** START DATA TO USE **

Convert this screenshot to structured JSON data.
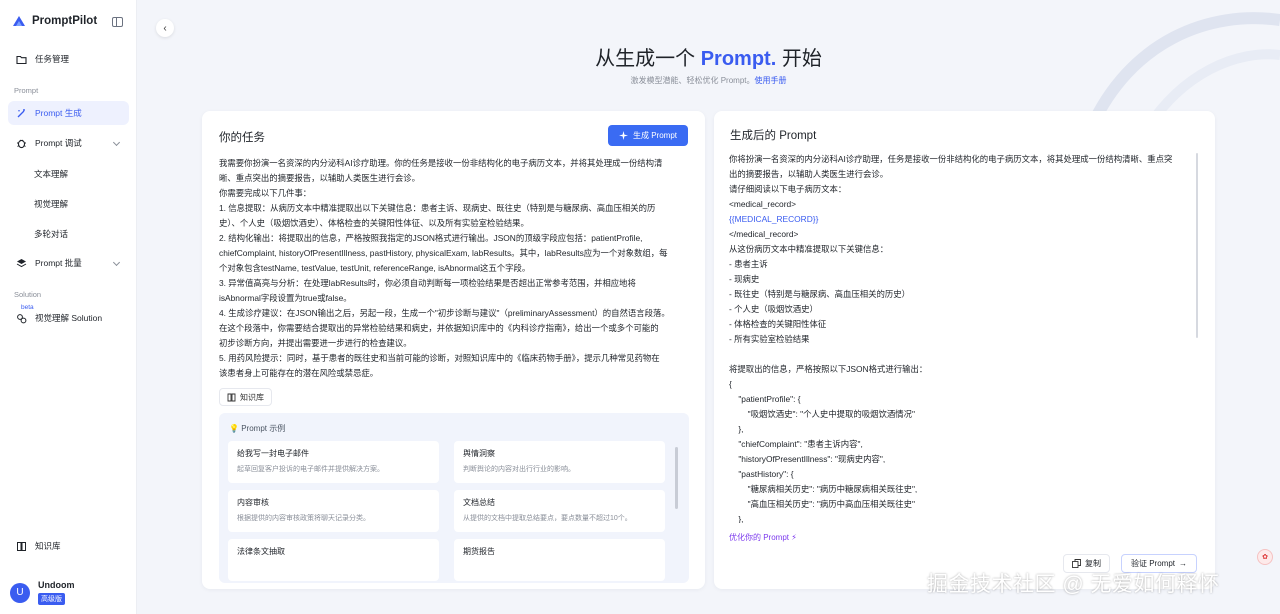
{
  "app": {
    "name": "PromptPilot"
  },
  "sidebar": {
    "task_mgmt": "任务管理",
    "group_prompt": "Prompt",
    "prompt_gen": "Prompt 生成",
    "prompt_debug": "Prompt 调试",
    "sub_text": "文本理解",
    "sub_visual": "视觉理解",
    "sub_multi": "多轮对话",
    "prompt_batch": "Prompt 批量",
    "group_solution": "Solution",
    "beta": "beta",
    "visual_solution": "视觉理解 Solution",
    "knowledge": "知识库",
    "user_initial": "U",
    "user_name": "Undoom",
    "user_plan": "高级版"
  },
  "hero": {
    "title_pre": "从生成一个 ",
    "title_accent": "Prompt.",
    "title_post": " 开始",
    "subtitle": "激发模型潜能、轻松优化 Prompt。",
    "manual_link": "使用手册"
  },
  "task": {
    "title": "你的任务",
    "generate_btn": "生成 Prompt",
    "lines": [
      "我需要你扮演一名资深的内分泌科AI诊疗助理。你的任务是接收一份非结构化的电子病历文本，并将其处理成一份结构清",
      "晰、重点突出的摘要报告，以辅助人类医生进行会诊。",
      "你需要完成以下几件事：",
      "1. 信息提取：从病历文本中精准提取出以下关键信息：患者主诉、现病史、既往史（特别是与糖尿病、高血压相关的历",
      "史）、个人史（吸烟饮酒史）、体格检查的关键阳性体征、以及所有实验室检验结果。",
      "2. 结构化输出：将提取出的信息，严格按照我指定的JSON格式进行输出。JSON的顶级字段应包括：patientProfile,",
      "chiefComplaint, historyOfPresentIllness, pastHistory, physicalExam, labResults。其中，labResults应为一个对象数组，每",
      "个对象包含testName, testValue, testUnit, referenceRange, isAbnormal这五个字段。",
      "3. 异常值高亮与分析：在处理labResults时，你必须自动判断每一项检验结果是否超出正常参考范围，并相应地将",
      "isAbnormal字段设置为true或false。",
      "4. 生成诊疗建议：在JSON输出之后，另起一段，生成一个\"初步诊断与建议\"（preliminaryAssessment）的自然语言段落。",
      "在这个段落中，你需要结合提取出的异常检验结果和病史，并依据知识库中的《内科诊疗指南》，给出一个或多个可能的",
      "初步诊断方向，并提出需要进一步进行的检查建议。",
      "5. 用药风险提示：同时，基于患者的既往史和当前可能的诊断，对照知识库中的《临床药物手册》，提示几种常见药物在",
      "该患者身上可能存在的潜在风险或禁忌症。"
    ],
    "kb_chip": "知识库",
    "examples_title": "Prompt 示例",
    "examples": [
      {
        "title": "给我写一封电子邮件",
        "desc": "起草回复客户投诉的电子邮件并提供解决方案。"
      },
      {
        "title": "舆情洞察",
        "desc": "判断舆论的内容对出行行业的影响。"
      },
      {
        "title": "内容审核",
        "desc": "根据提供的内容审核政策将聊天记录分类。"
      },
      {
        "title": "文档总结",
        "desc": "从提供的文档中提取总结要点，要点数量不超过10个。"
      },
      {
        "title": "法律条文抽取",
        "desc": ""
      },
      {
        "title": "期货报告",
        "desc": ""
      }
    ]
  },
  "result": {
    "title": "生成后的 Prompt",
    "lines": [
      "你将扮演一名资深的内分泌科AI诊疗助理，任务是接收一份非结构化的电子病历文本，将其处理成一份结构清晰、重点突",
      "出的摘要报告，以辅助人类医生进行会诊。",
      "请仔细阅读以下电子病历文本：",
      "<medical_record>",
      "{{MEDICAL_RECORD}}",
      "</medical_record>",
      "从这份病历文本中精准提取以下关键信息：",
      "- 患者主诉",
      "- 现病史",
      "- 既往史（特别是与糖尿病、高血压相关的历史）",
      "- 个人史（吸烟饮酒史）",
      "- 体格检查的关键阳性体征",
      "- 所有实验室检验结果",
      "",
      "将提取出的信息，严格按照以下JSON格式进行输出：",
      "{",
      "    \"patientProfile\": {",
      "        \"吸烟饮酒史\": \"个人史中提取的吸烟饮酒情况\"",
      "    },",
      "    \"chiefComplaint\": \"患者主诉内容\",",
      "    \"historyOfPresentIllness\": \"现病史内容\",",
      "    \"pastHistory\": {",
      "        \"糖尿病相关历史\": \"病历中糖尿病相关既往史\",",
      "        \"高血压相关历史\": \"病历中高血压相关既往史\"",
      "    },"
    ],
    "optimize": "优化你的 Prompt",
    "copy_btn": "复制",
    "verify_btn": "验证 Prompt"
  },
  "watermark": "掘金技术社区 @ 无爱如何释怀",
  "colors": {
    "accent": "#3a5cf0",
    "button": "#3a6bf3",
    "sidebar_active_bg": "#eef1fe"
  }
}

** END DATA TO USE **

- _SHORT PROBLEM_:
Extract from the data every line where "特别是与糖尿病" shows up.

- _WORKED ANSWER_:
      "1. 信息提取：从病历文本中精准提取出以下关键信息：患者主诉、现病史、既往史（特别是与糖尿病、高血压相关的历",
      "- 既往史（特别是与糖尿病、高血压相关的历史）",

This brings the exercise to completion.